Work to be completed:
Only the number is wanted: tally the lines below that contain the word "evid".

Data entries:
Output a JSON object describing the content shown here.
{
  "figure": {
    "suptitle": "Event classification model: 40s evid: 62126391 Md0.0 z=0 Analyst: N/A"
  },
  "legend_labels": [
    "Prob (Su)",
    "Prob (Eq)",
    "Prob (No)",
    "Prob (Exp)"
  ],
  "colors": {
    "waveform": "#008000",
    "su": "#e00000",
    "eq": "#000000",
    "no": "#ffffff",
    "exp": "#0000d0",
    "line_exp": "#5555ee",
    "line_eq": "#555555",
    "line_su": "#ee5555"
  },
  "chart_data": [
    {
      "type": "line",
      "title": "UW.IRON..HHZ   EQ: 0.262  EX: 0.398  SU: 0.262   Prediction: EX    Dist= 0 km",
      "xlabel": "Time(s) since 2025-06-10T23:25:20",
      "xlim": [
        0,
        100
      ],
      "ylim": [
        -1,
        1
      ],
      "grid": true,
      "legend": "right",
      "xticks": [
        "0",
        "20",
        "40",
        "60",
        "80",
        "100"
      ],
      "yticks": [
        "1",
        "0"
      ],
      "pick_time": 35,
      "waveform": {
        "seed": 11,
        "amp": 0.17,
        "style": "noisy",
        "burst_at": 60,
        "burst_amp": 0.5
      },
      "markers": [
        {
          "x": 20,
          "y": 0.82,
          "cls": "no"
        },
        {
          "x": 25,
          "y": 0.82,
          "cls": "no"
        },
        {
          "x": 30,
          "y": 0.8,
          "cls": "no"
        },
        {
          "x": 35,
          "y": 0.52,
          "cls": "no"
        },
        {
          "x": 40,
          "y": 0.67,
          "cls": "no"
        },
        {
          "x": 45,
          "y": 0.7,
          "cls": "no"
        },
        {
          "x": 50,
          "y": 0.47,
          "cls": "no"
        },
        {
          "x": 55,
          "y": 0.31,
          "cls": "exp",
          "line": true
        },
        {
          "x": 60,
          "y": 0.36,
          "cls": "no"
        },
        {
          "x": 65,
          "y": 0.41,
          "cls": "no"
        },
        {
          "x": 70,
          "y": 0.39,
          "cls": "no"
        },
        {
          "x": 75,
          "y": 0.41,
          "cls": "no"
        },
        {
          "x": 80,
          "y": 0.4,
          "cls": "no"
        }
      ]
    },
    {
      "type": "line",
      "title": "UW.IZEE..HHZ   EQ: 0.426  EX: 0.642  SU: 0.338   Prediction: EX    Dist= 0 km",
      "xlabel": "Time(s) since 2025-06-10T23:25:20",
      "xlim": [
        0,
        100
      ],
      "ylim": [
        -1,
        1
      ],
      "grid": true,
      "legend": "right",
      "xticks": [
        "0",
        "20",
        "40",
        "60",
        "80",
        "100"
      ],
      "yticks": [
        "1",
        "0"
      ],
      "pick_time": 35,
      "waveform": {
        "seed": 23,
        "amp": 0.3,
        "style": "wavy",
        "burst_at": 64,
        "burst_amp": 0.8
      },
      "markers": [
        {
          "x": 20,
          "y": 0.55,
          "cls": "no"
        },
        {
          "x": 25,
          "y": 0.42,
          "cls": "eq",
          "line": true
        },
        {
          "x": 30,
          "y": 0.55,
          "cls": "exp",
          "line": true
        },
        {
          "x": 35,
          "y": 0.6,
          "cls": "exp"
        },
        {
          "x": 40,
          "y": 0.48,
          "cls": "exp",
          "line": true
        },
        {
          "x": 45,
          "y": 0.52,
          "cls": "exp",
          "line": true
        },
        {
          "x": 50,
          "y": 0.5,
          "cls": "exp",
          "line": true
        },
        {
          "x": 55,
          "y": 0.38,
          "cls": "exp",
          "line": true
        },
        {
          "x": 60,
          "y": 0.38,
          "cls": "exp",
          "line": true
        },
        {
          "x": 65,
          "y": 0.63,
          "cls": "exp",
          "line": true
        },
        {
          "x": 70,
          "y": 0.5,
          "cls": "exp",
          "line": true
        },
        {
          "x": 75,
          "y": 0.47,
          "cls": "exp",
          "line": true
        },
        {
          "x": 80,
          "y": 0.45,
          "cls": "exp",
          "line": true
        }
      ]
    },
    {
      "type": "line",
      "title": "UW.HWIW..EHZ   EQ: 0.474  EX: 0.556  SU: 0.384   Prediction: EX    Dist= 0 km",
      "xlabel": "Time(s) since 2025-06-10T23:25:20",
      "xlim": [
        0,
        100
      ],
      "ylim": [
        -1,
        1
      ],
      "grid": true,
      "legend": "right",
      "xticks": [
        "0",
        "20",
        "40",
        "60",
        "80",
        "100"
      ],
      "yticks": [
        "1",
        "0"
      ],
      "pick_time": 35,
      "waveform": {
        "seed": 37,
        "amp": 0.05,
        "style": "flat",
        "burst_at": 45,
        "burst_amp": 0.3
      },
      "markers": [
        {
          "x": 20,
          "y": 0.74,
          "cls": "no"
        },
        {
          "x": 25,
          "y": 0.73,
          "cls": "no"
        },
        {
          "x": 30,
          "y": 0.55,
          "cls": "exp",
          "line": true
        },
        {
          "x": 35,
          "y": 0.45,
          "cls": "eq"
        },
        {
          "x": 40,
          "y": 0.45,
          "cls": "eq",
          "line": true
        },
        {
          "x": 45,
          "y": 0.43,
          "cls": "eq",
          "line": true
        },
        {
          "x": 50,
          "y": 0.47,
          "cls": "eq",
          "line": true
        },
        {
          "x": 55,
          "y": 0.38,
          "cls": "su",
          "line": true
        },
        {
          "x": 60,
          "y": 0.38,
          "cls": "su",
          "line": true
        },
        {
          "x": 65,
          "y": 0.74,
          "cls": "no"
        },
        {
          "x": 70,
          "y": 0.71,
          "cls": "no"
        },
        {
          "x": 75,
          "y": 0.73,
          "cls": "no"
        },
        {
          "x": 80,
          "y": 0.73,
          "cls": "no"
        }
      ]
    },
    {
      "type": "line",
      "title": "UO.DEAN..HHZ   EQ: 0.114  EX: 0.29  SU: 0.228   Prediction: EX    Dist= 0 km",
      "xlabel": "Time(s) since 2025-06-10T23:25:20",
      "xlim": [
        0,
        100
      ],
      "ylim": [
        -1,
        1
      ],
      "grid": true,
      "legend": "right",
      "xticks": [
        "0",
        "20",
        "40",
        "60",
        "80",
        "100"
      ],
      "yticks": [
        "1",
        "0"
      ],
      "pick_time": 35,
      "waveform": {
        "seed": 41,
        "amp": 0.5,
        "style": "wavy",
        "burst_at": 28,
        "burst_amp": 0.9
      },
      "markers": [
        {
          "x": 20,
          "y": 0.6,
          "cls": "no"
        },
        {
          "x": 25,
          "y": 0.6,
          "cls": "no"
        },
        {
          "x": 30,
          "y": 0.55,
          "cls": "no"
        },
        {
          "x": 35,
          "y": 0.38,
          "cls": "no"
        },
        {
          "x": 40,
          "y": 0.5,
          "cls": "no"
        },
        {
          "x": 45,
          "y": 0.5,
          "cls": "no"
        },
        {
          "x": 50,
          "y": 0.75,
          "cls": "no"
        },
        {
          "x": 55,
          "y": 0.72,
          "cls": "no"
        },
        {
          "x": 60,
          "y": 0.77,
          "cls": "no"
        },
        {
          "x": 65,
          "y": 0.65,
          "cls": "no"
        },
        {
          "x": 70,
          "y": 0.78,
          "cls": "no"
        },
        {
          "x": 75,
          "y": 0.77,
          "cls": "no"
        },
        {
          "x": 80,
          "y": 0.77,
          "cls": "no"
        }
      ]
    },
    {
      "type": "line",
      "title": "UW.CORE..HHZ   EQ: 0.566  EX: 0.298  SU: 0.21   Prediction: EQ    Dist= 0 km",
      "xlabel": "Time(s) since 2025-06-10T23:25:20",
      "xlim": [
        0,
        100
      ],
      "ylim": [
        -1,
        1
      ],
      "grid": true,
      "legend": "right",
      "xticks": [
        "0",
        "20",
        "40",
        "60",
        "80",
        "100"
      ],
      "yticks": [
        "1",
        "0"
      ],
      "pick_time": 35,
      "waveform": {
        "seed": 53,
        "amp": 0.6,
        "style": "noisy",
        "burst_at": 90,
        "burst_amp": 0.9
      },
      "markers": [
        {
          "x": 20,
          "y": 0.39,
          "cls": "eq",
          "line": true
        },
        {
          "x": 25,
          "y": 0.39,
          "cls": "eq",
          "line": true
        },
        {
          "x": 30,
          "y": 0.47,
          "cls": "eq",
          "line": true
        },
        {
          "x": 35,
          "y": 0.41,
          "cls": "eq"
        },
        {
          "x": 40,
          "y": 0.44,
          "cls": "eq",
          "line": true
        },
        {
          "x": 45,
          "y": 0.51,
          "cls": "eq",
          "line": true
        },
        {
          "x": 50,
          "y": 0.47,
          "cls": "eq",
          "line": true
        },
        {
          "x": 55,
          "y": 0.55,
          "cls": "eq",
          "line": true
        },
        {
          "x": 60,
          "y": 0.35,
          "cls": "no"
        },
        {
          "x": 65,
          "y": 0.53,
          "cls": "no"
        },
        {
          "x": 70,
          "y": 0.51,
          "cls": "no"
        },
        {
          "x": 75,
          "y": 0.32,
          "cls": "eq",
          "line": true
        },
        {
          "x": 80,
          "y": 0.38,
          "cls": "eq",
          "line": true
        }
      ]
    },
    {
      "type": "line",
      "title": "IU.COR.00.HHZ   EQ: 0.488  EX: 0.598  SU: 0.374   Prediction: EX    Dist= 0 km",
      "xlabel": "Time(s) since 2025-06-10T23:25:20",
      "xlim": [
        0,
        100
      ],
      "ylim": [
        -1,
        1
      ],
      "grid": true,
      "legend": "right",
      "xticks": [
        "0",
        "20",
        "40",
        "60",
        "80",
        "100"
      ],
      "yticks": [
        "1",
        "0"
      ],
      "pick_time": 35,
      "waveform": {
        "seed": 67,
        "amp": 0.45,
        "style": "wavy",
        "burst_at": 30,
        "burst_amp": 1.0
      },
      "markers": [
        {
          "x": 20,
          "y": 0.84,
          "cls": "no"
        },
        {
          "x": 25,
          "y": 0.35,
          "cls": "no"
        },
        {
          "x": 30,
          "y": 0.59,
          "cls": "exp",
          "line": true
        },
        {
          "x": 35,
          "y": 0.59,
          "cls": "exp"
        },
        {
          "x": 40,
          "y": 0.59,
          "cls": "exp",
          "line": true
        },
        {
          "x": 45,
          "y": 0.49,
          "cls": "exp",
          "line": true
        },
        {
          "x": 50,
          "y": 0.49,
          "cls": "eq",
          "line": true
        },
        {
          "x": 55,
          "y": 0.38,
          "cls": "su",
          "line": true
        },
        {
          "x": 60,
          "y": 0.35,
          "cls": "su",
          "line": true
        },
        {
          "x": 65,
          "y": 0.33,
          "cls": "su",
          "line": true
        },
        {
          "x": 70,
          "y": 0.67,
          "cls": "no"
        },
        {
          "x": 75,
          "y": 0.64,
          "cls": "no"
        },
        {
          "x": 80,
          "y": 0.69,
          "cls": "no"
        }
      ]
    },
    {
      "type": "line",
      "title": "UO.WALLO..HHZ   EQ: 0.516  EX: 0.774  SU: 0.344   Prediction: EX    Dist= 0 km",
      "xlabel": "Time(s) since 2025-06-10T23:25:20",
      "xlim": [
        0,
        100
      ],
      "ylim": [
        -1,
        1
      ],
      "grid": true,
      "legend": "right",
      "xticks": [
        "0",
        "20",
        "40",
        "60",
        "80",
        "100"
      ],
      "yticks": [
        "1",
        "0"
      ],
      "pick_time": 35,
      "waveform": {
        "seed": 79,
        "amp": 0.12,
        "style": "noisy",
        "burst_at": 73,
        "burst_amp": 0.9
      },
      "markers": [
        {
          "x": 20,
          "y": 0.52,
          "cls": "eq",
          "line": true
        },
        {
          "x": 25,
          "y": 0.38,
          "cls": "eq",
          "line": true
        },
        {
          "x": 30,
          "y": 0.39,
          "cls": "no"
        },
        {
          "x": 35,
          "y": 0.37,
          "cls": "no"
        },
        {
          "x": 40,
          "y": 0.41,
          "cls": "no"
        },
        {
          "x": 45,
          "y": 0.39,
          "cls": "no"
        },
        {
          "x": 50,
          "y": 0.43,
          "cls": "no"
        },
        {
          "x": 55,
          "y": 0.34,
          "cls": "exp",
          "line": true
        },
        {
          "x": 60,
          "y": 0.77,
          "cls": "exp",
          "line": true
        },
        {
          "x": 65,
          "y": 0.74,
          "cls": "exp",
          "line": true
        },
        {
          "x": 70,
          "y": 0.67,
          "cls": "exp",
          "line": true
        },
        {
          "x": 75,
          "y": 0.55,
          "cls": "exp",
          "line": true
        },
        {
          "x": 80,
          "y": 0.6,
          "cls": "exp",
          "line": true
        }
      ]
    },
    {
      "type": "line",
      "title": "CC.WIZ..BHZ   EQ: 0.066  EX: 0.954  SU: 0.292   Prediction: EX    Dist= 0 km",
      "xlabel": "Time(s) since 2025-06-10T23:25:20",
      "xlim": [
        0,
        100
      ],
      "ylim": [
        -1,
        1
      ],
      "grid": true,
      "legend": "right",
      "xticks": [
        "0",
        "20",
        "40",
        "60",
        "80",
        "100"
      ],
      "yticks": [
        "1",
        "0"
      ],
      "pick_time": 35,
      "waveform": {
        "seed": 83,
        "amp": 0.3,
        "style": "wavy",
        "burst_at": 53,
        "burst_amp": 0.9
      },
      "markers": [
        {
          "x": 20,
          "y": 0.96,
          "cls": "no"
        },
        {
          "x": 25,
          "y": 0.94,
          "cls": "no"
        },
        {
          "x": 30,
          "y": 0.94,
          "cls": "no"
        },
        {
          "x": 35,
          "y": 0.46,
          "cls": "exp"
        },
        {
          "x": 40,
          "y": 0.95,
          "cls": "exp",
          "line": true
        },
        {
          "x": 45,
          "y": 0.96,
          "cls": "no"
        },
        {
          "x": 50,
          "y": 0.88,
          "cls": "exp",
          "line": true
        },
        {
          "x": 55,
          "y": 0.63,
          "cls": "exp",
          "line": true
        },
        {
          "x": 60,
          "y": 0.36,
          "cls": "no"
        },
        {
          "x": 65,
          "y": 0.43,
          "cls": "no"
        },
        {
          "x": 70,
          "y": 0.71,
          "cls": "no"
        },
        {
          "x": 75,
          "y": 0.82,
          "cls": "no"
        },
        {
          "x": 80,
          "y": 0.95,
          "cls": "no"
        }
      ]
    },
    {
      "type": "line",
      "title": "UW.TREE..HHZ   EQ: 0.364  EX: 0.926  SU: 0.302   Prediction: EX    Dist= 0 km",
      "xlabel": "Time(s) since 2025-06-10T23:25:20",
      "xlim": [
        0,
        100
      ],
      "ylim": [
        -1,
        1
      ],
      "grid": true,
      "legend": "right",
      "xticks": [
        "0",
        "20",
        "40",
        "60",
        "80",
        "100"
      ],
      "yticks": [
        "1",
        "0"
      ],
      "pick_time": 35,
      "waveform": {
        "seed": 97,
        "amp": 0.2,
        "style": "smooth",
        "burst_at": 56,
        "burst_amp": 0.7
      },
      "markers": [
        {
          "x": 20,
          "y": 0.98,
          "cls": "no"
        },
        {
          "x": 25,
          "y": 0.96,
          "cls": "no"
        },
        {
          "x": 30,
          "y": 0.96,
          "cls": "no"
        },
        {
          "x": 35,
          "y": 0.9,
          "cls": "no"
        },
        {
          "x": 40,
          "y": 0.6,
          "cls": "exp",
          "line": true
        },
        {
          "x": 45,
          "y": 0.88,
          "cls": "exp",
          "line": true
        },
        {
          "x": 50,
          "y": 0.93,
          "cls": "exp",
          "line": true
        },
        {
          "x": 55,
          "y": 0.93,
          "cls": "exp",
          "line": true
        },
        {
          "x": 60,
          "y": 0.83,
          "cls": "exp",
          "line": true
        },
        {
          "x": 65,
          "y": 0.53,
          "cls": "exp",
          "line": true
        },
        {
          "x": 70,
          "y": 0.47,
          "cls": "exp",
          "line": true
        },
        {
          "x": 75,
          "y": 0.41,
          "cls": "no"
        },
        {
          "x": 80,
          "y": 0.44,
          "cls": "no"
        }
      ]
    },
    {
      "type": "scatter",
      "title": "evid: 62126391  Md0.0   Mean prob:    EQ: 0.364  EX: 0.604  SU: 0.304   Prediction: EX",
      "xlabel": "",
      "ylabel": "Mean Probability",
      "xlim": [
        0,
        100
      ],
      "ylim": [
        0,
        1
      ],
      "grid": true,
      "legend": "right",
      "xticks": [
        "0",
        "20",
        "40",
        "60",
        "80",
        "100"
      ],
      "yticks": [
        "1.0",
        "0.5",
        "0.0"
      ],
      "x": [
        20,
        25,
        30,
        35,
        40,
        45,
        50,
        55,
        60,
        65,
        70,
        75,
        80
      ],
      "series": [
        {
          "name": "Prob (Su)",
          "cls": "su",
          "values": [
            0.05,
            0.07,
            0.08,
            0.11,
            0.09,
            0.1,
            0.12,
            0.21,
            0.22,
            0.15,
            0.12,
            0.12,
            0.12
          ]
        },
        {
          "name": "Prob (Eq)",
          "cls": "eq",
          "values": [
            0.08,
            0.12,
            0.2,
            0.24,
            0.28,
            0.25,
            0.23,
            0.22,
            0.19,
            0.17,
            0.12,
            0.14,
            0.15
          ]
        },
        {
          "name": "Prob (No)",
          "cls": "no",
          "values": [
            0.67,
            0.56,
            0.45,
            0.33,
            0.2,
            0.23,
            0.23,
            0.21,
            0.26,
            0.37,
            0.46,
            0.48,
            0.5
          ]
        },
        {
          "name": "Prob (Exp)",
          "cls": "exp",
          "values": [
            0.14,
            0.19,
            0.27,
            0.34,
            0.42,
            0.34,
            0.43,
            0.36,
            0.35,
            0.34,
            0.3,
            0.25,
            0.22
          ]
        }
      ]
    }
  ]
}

Full solution:
2